What you are asked to do: Report, word for word, every line of the material that contains "number".

Supplied data:
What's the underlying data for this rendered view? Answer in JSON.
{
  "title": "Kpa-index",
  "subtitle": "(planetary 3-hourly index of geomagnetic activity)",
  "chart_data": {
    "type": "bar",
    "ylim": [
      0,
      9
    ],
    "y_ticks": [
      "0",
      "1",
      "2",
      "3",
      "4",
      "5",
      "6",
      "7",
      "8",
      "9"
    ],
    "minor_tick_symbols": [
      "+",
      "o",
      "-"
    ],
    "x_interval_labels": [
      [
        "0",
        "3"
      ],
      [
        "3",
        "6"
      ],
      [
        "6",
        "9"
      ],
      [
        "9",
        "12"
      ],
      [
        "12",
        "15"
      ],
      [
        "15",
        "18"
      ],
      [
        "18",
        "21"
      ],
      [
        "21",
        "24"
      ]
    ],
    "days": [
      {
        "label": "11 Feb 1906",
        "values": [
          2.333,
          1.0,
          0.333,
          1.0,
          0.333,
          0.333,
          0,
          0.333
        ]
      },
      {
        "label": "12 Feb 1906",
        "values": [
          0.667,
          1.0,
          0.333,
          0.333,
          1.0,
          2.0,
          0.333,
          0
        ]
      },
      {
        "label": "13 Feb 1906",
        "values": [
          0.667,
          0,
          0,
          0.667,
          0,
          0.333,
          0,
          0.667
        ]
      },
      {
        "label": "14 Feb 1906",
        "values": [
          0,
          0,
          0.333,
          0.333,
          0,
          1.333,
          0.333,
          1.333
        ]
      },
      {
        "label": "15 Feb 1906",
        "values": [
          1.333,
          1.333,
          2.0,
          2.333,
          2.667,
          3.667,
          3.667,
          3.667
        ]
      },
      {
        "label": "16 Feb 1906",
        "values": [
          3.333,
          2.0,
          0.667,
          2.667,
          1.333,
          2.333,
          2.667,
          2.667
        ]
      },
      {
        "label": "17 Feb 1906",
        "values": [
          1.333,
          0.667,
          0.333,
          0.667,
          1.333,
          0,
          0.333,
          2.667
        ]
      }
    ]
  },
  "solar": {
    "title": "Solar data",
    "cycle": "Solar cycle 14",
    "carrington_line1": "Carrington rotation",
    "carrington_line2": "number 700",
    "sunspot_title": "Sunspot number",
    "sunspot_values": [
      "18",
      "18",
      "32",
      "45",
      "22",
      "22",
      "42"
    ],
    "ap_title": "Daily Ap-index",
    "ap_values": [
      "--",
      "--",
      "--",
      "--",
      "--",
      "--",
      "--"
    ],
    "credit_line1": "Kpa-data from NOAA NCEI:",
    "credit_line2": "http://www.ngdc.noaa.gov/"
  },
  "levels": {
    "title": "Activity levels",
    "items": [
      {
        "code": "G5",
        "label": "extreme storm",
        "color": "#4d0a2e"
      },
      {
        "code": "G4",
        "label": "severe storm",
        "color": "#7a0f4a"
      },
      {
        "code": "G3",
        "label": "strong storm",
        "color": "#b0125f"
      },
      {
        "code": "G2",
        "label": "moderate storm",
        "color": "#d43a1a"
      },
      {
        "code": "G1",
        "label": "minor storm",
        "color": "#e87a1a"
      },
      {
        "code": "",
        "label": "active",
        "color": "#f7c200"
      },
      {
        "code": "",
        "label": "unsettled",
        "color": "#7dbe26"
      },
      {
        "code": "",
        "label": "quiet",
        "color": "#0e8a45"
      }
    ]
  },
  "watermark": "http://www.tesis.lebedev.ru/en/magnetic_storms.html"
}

Reply:
    "carrington_line2": "number 700",
    "sunspot_title": "Sunspot number",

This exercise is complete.